*WORKING DATA*.
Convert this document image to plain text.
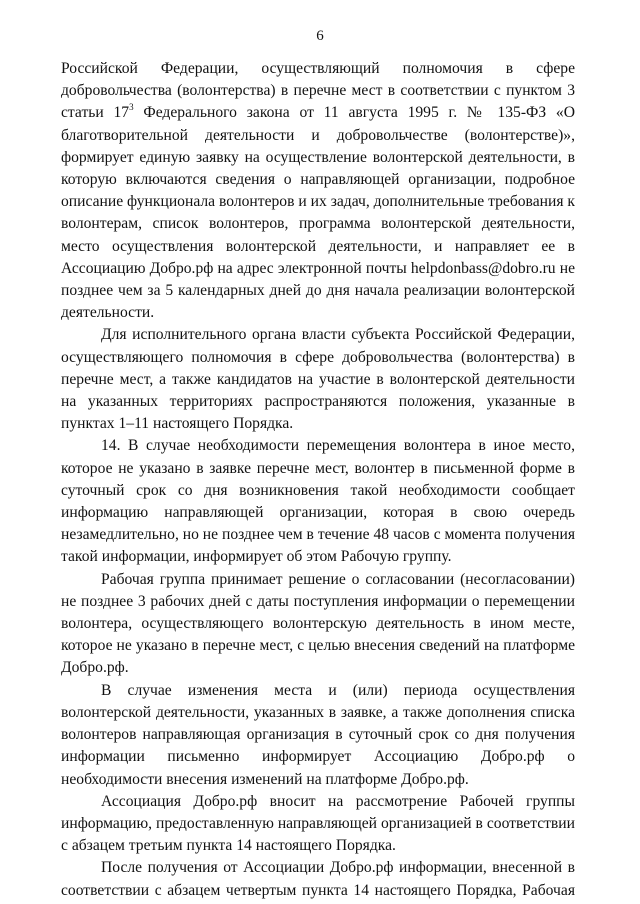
6

Российской Федерации, осуществляющий полномочия в сфере добровольчества (волонтерства) в перечне мест в соответствии с пунктом 3 статьи $17^3$ Федерального закона от 11 августа 1995 г. № 135-ФЗ «О благотворительной деятельности и добровольчестве (волонтерстве)», формирует единую заявку на осуществление волонтерской деятельности, в которую включаются сведения о направляющей организации, подробное описание функционала волонтеров и их задач, дополнительные требования к волонтерам, список волонтеров, программа волонтерской деятельности, место осуществления волонтерской деятельности, и направляет ее в Ассоциацию Добро.рф на адрес электронной почты helpdonbass@dobro.ru не позднее чем за 5 календарных дней до дня начала реализации волонтерской деятельности.

Для исполнительного органа власти субъекта Российской Федерации, осуществляющего полномочия в сфере добровольчества (волонтерства) в перечне мест, а также кандидатов на участие в волонтерской деятельности на указанных территориях распространяются положения, указанные в пунктах 1–11 настоящего Порядка.

14. В случае необходимости перемещения волонтера в иное место, которое не указано в заявке перечне мест, волонтер в письменной форме в суточный срок со дня возникновения такой необходимости сообщает информацию направляющей организации, которая в свою очередь незамедлительно, но не позднее чем в течение 48 часов с момента получения такой информации, информирует об этом Рабочую группу.

Рабочая группа принимает решение о согласовании (несогласовании) не позднее 3 рабочих дней с даты поступления информации о перемещении волонтера, осуществляющего волонтерскую деятельность в ином месте, которое не указано в перечне мест, с целью внесения сведений на платформе Добро.рф.

В случае изменения места и (или) периода осуществления волонтерской деятельности, указанных в заявке, а также дополнения списка волонтеров направляющая организация в суточный срок со дня получения информации письменно информирует Ассоциацию Добро.рф о необходимости внесения изменений на платформе Добро.рф.

Ассоциация Добро.рф вносит на рассмотрение Рабочей группы информацию, предоставленную направляющей организацией в соответствии с абзацем третьим пункта 14 настоящего Порядка.

После получения от Ассоциации Добро.рф информации, внесенной в соответствии с абзацем четвертым пункта 14 настоящего Порядка, Рабочая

*DESCRIPTION OF THE TASK*.
In the records, locate each line holding the string "позднее" and copy it.

*FULL RESPONSE*.
Российской Федерации, осуществляющий полномочия в сфере добровольчества (волонтерства) в перечне мест в соответствии с пунктом 3 статьи $17^3$ Федерального закона от 11 августа 1995 г. № 135-ФЗ «О благотворительной деятельности и добровольчестве (волонтерстве)», формирует единую заявку на осуществление волонтерской деятельности, в которую включаются сведения о направляющей организации, подробное описание функционала волонтеров и их задач, дополнительные требования к волонтерам, список волонтеров, программа волонтерской деятельности, место осуществления волонтерской деятельности, и направляет ее в Ассоциацию Добро.рф на адрес электронной почты helpdonbass@dobro.ru не позднее чем за 5 календарных дней до дня начала реализации волонтерской деятельности.
14. В случае необходимости перемещения волонтера в иное место, которое не указано в заявке перечне мест, волонтер в письменной форме в суточный срок со дня возникновения такой необходимости сообщает информацию направляющей организации, которая в свою очередь незамедлительно, но не позднее чем в течение 48 часов с момента получения такой информации, информирует об этом Рабочую группу.
Рабочая группа принимает решение о согласовании (несогласовании) не позднее 3 рабочих дней с даты поступления информации о перемещении волонтера, осуществляющего волонтерскую деятельность в ином месте, которое не указано в перечне мест, с целью внесения сведений на платформе Добро.рф.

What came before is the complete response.